◆ PROBLEM TO WORK ON ◆
Give every entry again, word for word and in full.

◆ RECORDS PROVIDED ◆
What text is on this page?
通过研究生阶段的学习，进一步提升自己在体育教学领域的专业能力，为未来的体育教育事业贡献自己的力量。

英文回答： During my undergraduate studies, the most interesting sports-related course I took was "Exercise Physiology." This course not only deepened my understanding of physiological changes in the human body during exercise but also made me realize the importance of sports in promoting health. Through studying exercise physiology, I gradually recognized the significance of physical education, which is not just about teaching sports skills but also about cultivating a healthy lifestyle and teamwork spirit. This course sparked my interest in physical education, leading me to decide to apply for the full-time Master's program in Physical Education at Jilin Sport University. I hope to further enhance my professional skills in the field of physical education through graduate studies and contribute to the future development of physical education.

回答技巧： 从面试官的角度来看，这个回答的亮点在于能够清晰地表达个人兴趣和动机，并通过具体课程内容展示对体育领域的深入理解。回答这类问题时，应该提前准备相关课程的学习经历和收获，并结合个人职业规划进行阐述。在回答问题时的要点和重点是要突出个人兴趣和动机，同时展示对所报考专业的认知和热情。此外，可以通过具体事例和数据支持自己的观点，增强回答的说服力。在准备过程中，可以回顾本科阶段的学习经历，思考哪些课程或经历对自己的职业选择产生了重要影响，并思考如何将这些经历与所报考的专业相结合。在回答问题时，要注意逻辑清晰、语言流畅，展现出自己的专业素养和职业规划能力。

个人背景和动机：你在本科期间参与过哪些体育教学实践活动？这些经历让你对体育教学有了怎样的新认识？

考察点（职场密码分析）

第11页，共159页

◆ FINAL RESULT ◆
What text is on this page?
通过研究生阶段的学习，进一步提升自己在体育教学领域的专业能力，为未来的体育教育事业贡献自己的力量。

英文回答： During my undergraduate studies, the most interesting sports-related course I took was "Exercise Physiology." This course not only deepened my understanding of physiological changes in the human body during exercise but also made me realize the importance of sports in promoting health. Through studying exercise physiology, I gradually recognized the significance of physical education, which is not just about teaching sports skills but also about cultivating a healthy lifestyle and teamwork spirit. This course sparked my interest in physical education, leading me to decide to apply for the full-time Master's program in Physical Education at Jilin Sport University. I hope to further enhance my professional skills in the field of physical education through graduate studies and contribute to the future development of physical education.

回答技巧： 从面试官的角度来看，这个回答的亮点在于能够清晰地表达个人兴趣和动机，并通过具体课程内容展示对体育领域的深入理解。回答这类问题时，应该提前准备相关课程的学习经历和收获，并结合个人职业规划进行阐述。在回答问题时的要点和重点是要突出个人兴趣和动机，同时展示对所报考专业的认知和热情。此外，可以通过具体事例和数据支持自己的观点，增强回答的说服力。在准备过程中，可以回顾本科阶段的学习经历，思考哪些课程或经历对自己的职业选择产生了重要影响，并思考如何将这些经历与所报考的专业相结合。在回答问题时，要注意逻辑清晰、语言流畅，展现出自己的专业素养和职业规划能力。

个人背景和动机：你在本科期间参与过哪些体育教学实践活动？这些经历让你对体育教学有了怎样的新认识？

考察点（职场密码分析）

第11页，共159页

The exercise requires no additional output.